> _ABOUT THIS EXERCISE_:
Scan the entries below and report only how many lines contain "total".

============================================================

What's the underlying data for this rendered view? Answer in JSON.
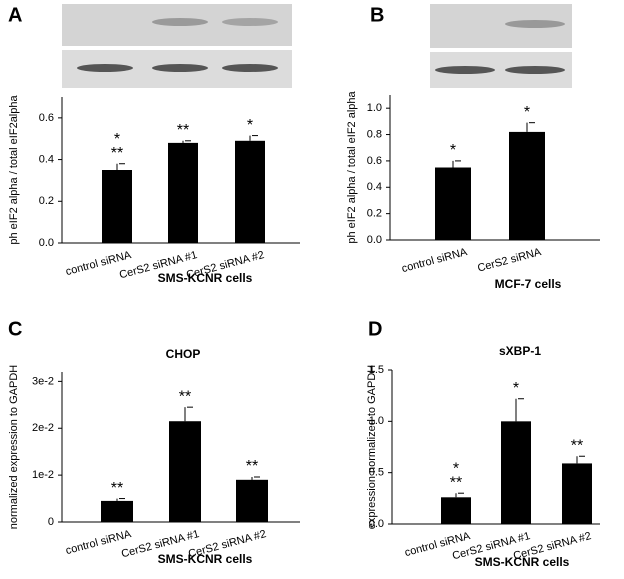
{
  "chart_data": [
    {
      "type": "bar",
      "panel": "A",
      "ylabel": "ph eIF2 alpha / total eIF2alpha",
      "note": "SMS-KCNR cells",
      "categories": [
        "control siRNA",
        "CerS2 siRNA #1",
        "CerS2 siRNA #2"
      ],
      "values": [
        0.35,
        0.48,
        0.49
      ],
      "errors": [
        0.03,
        0.01,
        0.025
      ],
      "significance": [
        [
          "*",
          "**"
        ],
        [
          "**"
        ],
        [
          "*"
        ]
      ],
      "color": "#000000",
      "ylim": [
        0,
        0.7
      ],
      "yticks": [
        {
          "value": 0,
          "label": "0.0"
        },
        0.2,
        0.4,
        0.6
      ]
    },
    {
      "type": "bar",
      "panel": "B",
      "ylabel": "ph eIF2 alpha / total eIF2 alpha",
      "note": "MCF-7 cells",
      "categories": [
        "control siRNA",
        "CerS2 siRNA"
      ],
      "values": [
        0.55,
        0.82
      ],
      "errors": [
        0.05,
        0.07
      ],
      "significance": [
        [
          "*"
        ],
        [
          "*"
        ]
      ],
      "color": "#000000",
      "ylim": [
        0,
        1.1
      ],
      "yticks": [
        {
          "value": 0,
          "label": "0.0"
        },
        0.2,
        0.4,
        0.6,
        0.8,
        {
          "value": 1,
          "label": "1.0"
        }
      ]
    },
    {
      "type": "bar",
      "panel": "C",
      "title": "CHOP",
      "ylabel": "normalized expression to GAPDH",
      "note": "SMS-KCNR cells",
      "categories": [
        "control siRNA",
        "CerS2 siRNA #1",
        "CerS2 siRNA #2"
      ],
      "values": [
        0.0045,
        0.0215,
        0.009
      ],
      "errors": [
        0.0005,
        0.003,
        0.0006
      ],
      "significance": [
        [
          "**"
        ],
        [
          "**"
        ],
        [
          "**"
        ]
      ],
      "color": "#000000",
      "ylim": [
        0,
        0.032
      ],
      "yticks": [
        0,
        {
          "value": 0.01,
          "label": "1e-2"
        },
        {
          "value": 0.02,
          "label": "2e-2"
        },
        {
          "value": 0.03,
          "label": "3e-2"
        }
      ]
    },
    {
      "type": "bar",
      "panel": "D",
      "title": "sXBP-1",
      "ylabel": "expression normalized to GAPDH",
      "note": "SMS-KCNR cells",
      "categories": [
        "control siRNA",
        "CerS2 siRNA #1",
        "CerS2 siRNA #2"
      ],
      "values": [
        0.26,
        1.0,
        0.59
      ],
      "errors": [
        0.04,
        0.22,
        0.07
      ],
      "significance": [
        [
          "*",
          "**"
        ],
        [
          "*"
        ],
        [
          "**"
        ]
      ],
      "color": "#000000",
      "ylim": [
        0,
        1.5
      ],
      "yticks": [
        {
          "value": 0,
          "label": "0.0"
        },
        0.5,
        {
          "value": 1,
          "label": "1.0"
        },
        1.5
      ]
    }
  ]
}
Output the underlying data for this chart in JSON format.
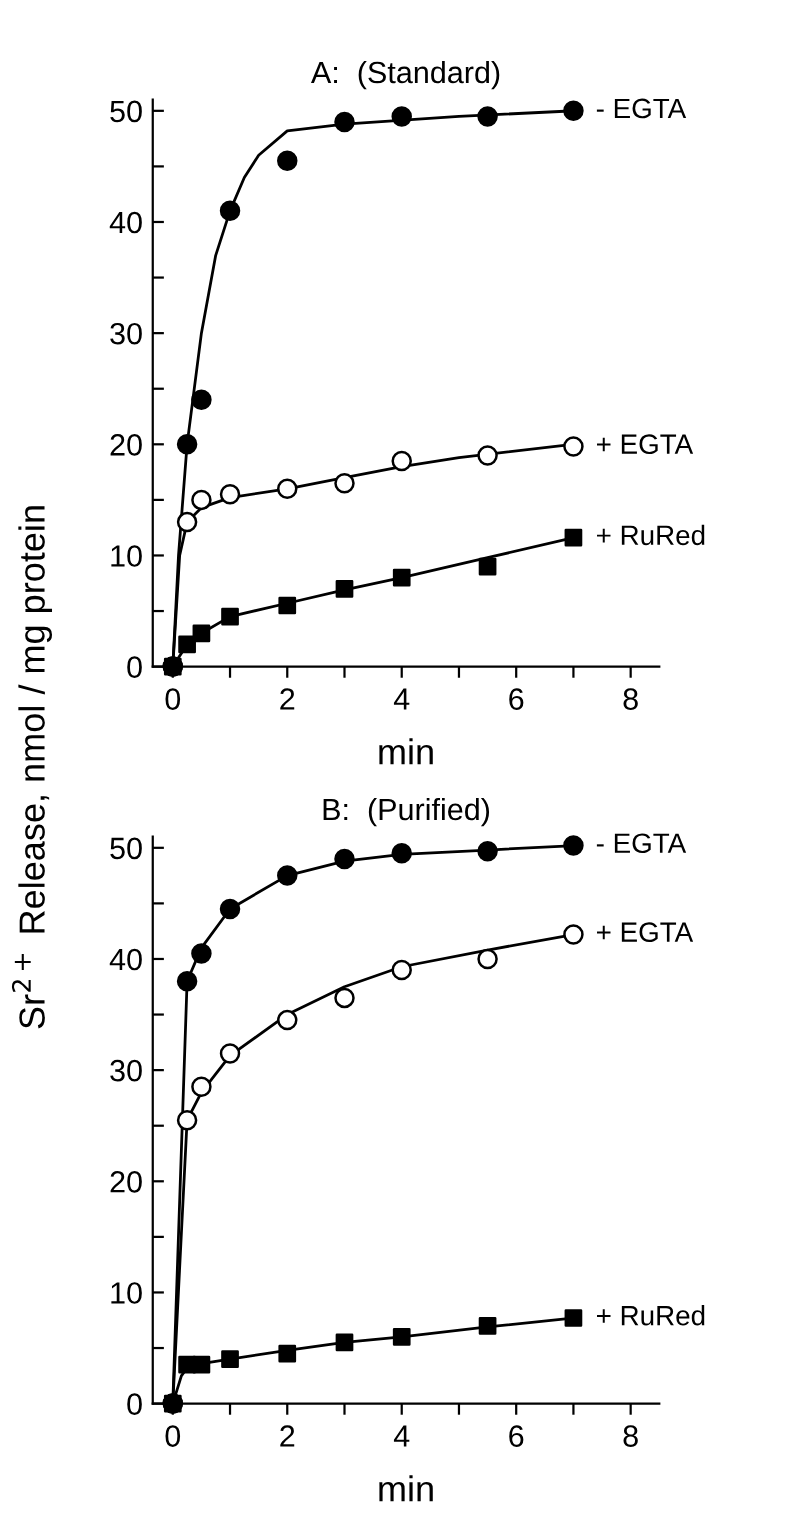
{
  "chart_data": [
    {
      "type": "scatter",
      "title": "A:  (Standard)",
      "xlabel": "min",
      "ylabel": "Sr$^{2+}$ Release, nmol / mg protein",
      "xlim": [
        -0.35,
        8.5
      ],
      "ylim": [
        0,
        51
      ],
      "xticks": [
        0,
        {
          "value": 1,
          "label": null
        },
        2,
        {
          "value": 3,
          "label": null
        },
        4,
        {
          "value": 5,
          "label": null
        },
        6,
        {
          "value": 7,
          "label": null
        },
        8
      ],
      "yticks": [
        0,
        {
          "value": 5,
          "label": null
        },
        10,
        {
          "value": 15,
          "label": null
        },
        20,
        {
          "value": 25,
          "label": null
        },
        30,
        {
          "value": 35,
          "label": null
        },
        40,
        {
          "value": 45,
          "label": null
        },
        50
      ],
      "grid": false,
      "legend": false,
      "series": [
        {
          "type": "line",
          "color": "#000000",
          "marker": "none",
          "line_style": "solid",
          "x": [
            0,
            0.1,
            0.25,
            0.5,
            0.75,
            1,
            1.25,
            1.5,
            2,
            3,
            5,
            7
          ],
          "values": [
            0,
            10,
            20,
            30,
            37,
            41,
            44,
            46,
            48.2,
            48.8,
            49.5,
            50
          ]
        },
        {
          "type": "line",
          "color": "#000000",
          "marker": "none",
          "line_style": "solid",
          "x": [
            0,
            0.12,
            0.25,
            0.5,
            1,
            2,
            3,
            4,
            5,
            7
          ],
          "values": [
            0,
            10,
            13,
            14.3,
            15.2,
            16,
            17,
            18,
            18.8,
            20
          ]
        },
        {
          "type": "line",
          "color": "#000000",
          "marker": "none",
          "line_style": "solid",
          "x": [
            0,
            0.25,
            0.5,
            1,
            2,
            3,
            4,
            5.5,
            7
          ],
          "values": [
            0,
            2,
            3,
            4.5,
            5.7,
            6.9,
            8,
            9.8,
            11.6
          ]
        },
        {
          "name": "- EGTA",
          "color": "#000000",
          "marker": "circle",
          "x": [
            0,
            0.25,
            0.5,
            1,
            2,
            3,
            4,
            5.5,
            7
          ],
          "values": [
            0,
            20,
            24,
            41,
            45.5,
            49,
            49.5,
            49.5,
            50
          ]
        },
        {
          "name": "+ EGTA",
          "color": "#ffffff",
          "marker": "circle",
          "x": [
            0,
            0.25,
            0.5,
            1,
            2,
            3,
            4,
            5.5,
            7
          ],
          "values": [
            0,
            13,
            15,
            15.5,
            16,
            16.5,
            18.5,
            19,
            19.8
          ]
        },
        {
          "name": "+ RuRed",
          "color": "#000000",
          "marker": "square",
          "x": [
            0,
            0.25,
            0.5,
            1,
            2,
            3,
            4,
            5.5,
            7
          ],
          "values": [
            0,
            2,
            3,
            4.5,
            5.5,
            7,
            8,
            9,
            11.6
          ]
        }
      ]
    },
    {
      "type": "scatter",
      "title": "B:  (Purified)",
      "xlabel": "min",
      "xlim": [
        -0.35,
        8.5
      ],
      "ylim": [
        0,
        51
      ],
      "xticks": [
        0,
        {
          "value": 1,
          "label": null
        },
        2,
        {
          "value": 3,
          "label": null
        },
        4,
        {
          "value": 5,
          "label": null
        },
        6,
        {
          "value": 7,
          "label": null
        },
        8
      ],
      "yticks": [
        0,
        {
          "value": 5,
          "label": null
        },
        10,
        {
          "value": 15,
          "label": null
        },
        20,
        {
          "value": 25,
          "label": null
        },
        30,
        {
          "value": 35,
          "label": null
        },
        40,
        {
          "value": 45,
          "label": null
        },
        50
      ],
      "grid": false,
      "legend": false,
      "series": [
        {
          "type": "line",
          "color": "#000000",
          "marker": "none",
          "line_style": "solid",
          "x": [
            0,
            0.25,
            0.5,
            1,
            2,
            3,
            4,
            5.5,
            7
          ],
          "values": [
            0,
            38,
            41,
            44.5,
            47.5,
            48.8,
            49.4,
            49.8,
            50.2
          ]
        },
        {
          "type": "line",
          "color": "#000000",
          "marker": "none",
          "line_style": "solid",
          "x": [
            0,
            0.25,
            0.5,
            1,
            2,
            3,
            4,
            5.5,
            7
          ],
          "values": [
            0,
            25.5,
            28,
            31.3,
            35,
            37.5,
            39.3,
            40.8,
            42.2
          ]
        },
        {
          "type": "line",
          "color": "#000000",
          "marker": "none",
          "line_style": "solid",
          "x": [
            0,
            0.15,
            0.25,
            0.5,
            1,
            2,
            3,
            4,
            5.5,
            7
          ],
          "values": [
            0,
            2.5,
            3.2,
            3.6,
            4,
            4.8,
            5.5,
            6,
            6.9,
            7.7
          ]
        },
        {
          "name": "- EGTA",
          "color": "#000000",
          "marker": "circle",
          "x": [
            0,
            0.25,
            0.5,
            1,
            2,
            3,
            4,
            5.5,
            7
          ],
          "values": [
            0,
            38,
            40.5,
            44.5,
            47.5,
            49,
            49.5,
            49.7,
            50.2
          ]
        },
        {
          "name": "+ EGTA",
          "color": "#ffffff",
          "marker": "circle",
          "x": [
            0,
            0.25,
            0.5,
            1,
            2,
            3,
            4,
            5.5,
            7
          ],
          "values": [
            0,
            25.5,
            28.5,
            31.5,
            34.5,
            36.5,
            39,
            40,
            42.2
          ]
        },
        {
          "name": "+ RuRed",
          "color": "#000000",
          "marker": "square",
          "x": [
            0,
            0.25,
            0.5,
            1,
            2,
            3,
            4,
            5.5,
            7
          ],
          "values": [
            0,
            3.5,
            3.5,
            4,
            4.5,
            5.5,
            6,
            7,
            7.7
          ]
        }
      ]
    }
  ]
}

============================================================

> _OUTPUT BELOW_:
2